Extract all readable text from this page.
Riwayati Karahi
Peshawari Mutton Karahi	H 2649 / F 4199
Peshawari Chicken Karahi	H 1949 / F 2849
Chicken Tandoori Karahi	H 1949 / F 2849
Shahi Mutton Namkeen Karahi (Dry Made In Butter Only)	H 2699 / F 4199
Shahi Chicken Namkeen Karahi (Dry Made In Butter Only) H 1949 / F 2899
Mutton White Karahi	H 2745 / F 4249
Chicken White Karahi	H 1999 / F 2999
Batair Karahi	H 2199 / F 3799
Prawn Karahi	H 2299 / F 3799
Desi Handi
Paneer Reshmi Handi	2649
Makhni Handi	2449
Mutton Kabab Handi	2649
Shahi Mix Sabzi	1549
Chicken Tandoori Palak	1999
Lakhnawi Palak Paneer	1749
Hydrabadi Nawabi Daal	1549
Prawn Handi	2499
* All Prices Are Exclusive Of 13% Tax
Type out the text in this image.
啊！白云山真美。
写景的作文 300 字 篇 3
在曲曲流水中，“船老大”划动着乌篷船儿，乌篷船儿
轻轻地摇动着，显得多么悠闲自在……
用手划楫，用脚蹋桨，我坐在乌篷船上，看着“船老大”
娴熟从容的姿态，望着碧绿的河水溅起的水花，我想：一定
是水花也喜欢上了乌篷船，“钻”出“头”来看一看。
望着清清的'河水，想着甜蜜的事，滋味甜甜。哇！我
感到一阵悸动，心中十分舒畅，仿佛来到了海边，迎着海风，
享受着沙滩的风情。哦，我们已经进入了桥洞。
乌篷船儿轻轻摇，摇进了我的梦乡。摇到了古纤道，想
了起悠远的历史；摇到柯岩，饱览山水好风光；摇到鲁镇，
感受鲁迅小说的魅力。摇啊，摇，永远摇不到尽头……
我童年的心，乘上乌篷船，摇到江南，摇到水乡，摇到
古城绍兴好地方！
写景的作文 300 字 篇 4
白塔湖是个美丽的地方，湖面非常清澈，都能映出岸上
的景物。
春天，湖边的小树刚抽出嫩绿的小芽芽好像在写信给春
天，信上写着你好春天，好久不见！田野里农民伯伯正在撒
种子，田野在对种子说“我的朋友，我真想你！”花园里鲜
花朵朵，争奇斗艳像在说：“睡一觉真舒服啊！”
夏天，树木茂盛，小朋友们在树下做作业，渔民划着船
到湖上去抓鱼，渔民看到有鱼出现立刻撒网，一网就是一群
○ ○ ○ ○ ○ ○ ○
▸ Task description
All of the material must be reproduced exactly.

▸ Output for this exercise
Extract all readable text from this page.
Riwayati Karahi
Peshawari Mutton Karahi	H 2649 / F 4199
Peshawari Chicken Karahi	H 1949 / F 2849
Chicken Tandoori Karahi	H 1949 / F 2849
Shahi Mutton Namkeen Karahi (Dry Made In Butter Only)	H 2699 / F 4199
Shahi Chicken Namkeen Karahi (Dry Made In Butter Only) H 1949 / F 2899
Mutton White Karahi	H 2745 / F 4249
Chicken White Karahi	H 1999 / F 2999
Batair Karahi	H 2199 / F 3799
Prawn Karahi	H 2299 / F 3799
Desi Handi
Paneer Reshmi Handi	2649
Makhni Handi	2449
Mutton Kabab Handi	2649
Shahi Mix Sabzi	1549
Chicken Tandoori Palak	1999
Lakhnawi Palak Paneer	1749
Hydrabadi Nawabi Daal	1549
Prawn Handi	2499
* All Prices Are Exclusive Of 13% Tax
Type out the text in this image.
啊！白云山真美。
写景的作文 300 字 篇 3
在曲曲流水中，“船老大”划动着乌篷船儿，乌篷船儿
轻轻地摇动着，显得多么悠闲自在……
用手划楫，用脚蹋桨，我坐在乌篷船上，看着“船老大”
娴熟从容的姿态，望着碧绿的河水溅起的水花，我想：一定
是水花也喜欢上了乌篷船，“钻”出“头”来看一看。
望着清清的'河水，想着甜蜜的事，滋味甜甜。哇！我
感到一阵悸动，心中十分舒畅，仿佛来到了海边，迎着海风，
享受着沙滩的风情。哦，我们已经进入了桥洞。
乌篷船儿轻轻摇，摇进了我的梦乡。摇到了古纤道，想
了起悠远的历史；摇到柯岩，饱览山水好风光；摇到鲁镇，
感受鲁迅小说的魅力。摇啊，摇，永远摇不到尽头……
我童年的心，乘上乌篷船，摇到江南，摇到水乡，摇到
古城绍兴好地方！
写景的作文 300 字 篇 4
白塔湖是个美丽的地方，湖面非常清澈，都能映出岸上
的景物。
春天，湖边的小树刚抽出嫩绿的小芽芽好像在写信给春
天，信上写着你好春天，好久不见！田野里农民伯伯正在撒
种子，田野在对种子说“我的朋友，我真想你！”花园里鲜
花朵朵，争奇斗艳像在说：“睡一觉真舒服啊！”
夏天，树木茂盛，小朋友们在树下做作业，渔民划着船
到湖上去抓鱼，渔民看到有鱼出现立刻撒网，一网就是一群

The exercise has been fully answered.